Input rows:
■ ■ ■
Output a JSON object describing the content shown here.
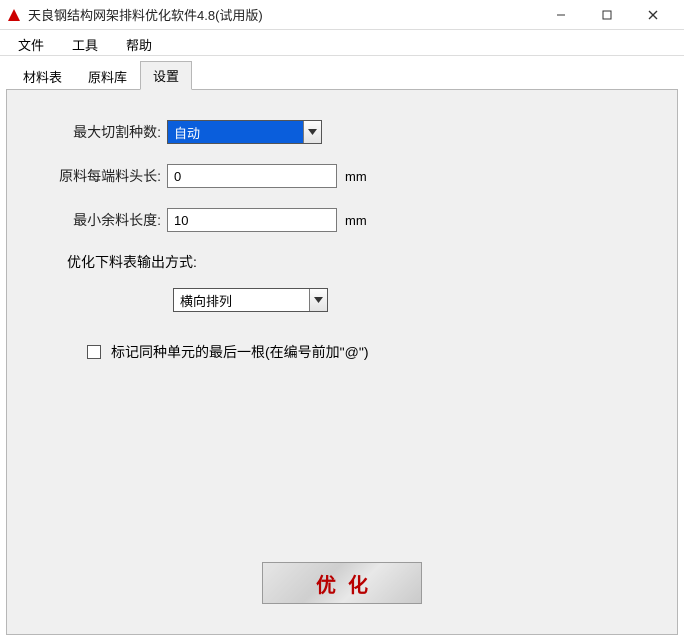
{
  "window": {
    "title": "天良钢结构网架排料优化软件4.8(试用版)"
  },
  "menu": {
    "items": [
      "文件",
      "工具",
      "帮助"
    ]
  },
  "tabs": {
    "items": [
      "材料表",
      "原料库",
      "设置"
    ],
    "activeIndex": 2
  },
  "form": {
    "maxCutKinds": {
      "label": "最大切割种数:",
      "value": "自动"
    },
    "headerLen": {
      "label": "原料每端料头长:",
      "value": "0",
      "unit": "mm"
    },
    "minLeftLen": {
      "label": "最小余料长度:",
      "value": "10",
      "unit": "mm"
    },
    "outputModeLabel": "优化下料表输出方式:",
    "outputMode": {
      "value": "横向排列"
    },
    "markLast": {
      "label": "标记同种单元的最后一根(在编号前加\"@\")",
      "checked": false
    }
  },
  "actions": {
    "optimize": "优化"
  }
}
■ ■ ■
Exercise task:
Extract the full listing exactly, with the pictures left out.

Expected answer:
Output a JSON object describing the content shown here.
{
  "window": {
    "title": "天良钢结构网架排料优化软件4.8(试用版)"
  },
  "menu": {
    "items": [
      "文件",
      "工具",
      "帮助"
    ]
  },
  "tabs": {
    "items": [
      "材料表",
      "原料库",
      "设置"
    ],
    "activeIndex": 2
  },
  "form": {
    "maxCutKinds": {
      "label": "最大切割种数:",
      "value": "自动"
    },
    "headerLen": {
      "label": "原料每端料头长:",
      "value": "0",
      "unit": "mm"
    },
    "minLeftLen": {
      "label": "最小余料长度:",
      "value": "10",
      "unit": "mm"
    },
    "outputModeLabel": "优化下料表输出方式:",
    "outputMode": {
      "value": "横向排列"
    },
    "markLast": {
      "label": "标记同种单元的最后一根(在编号前加\"@\")",
      "checked": false
    }
  },
  "actions": {
    "optimize": "优化"
  }
}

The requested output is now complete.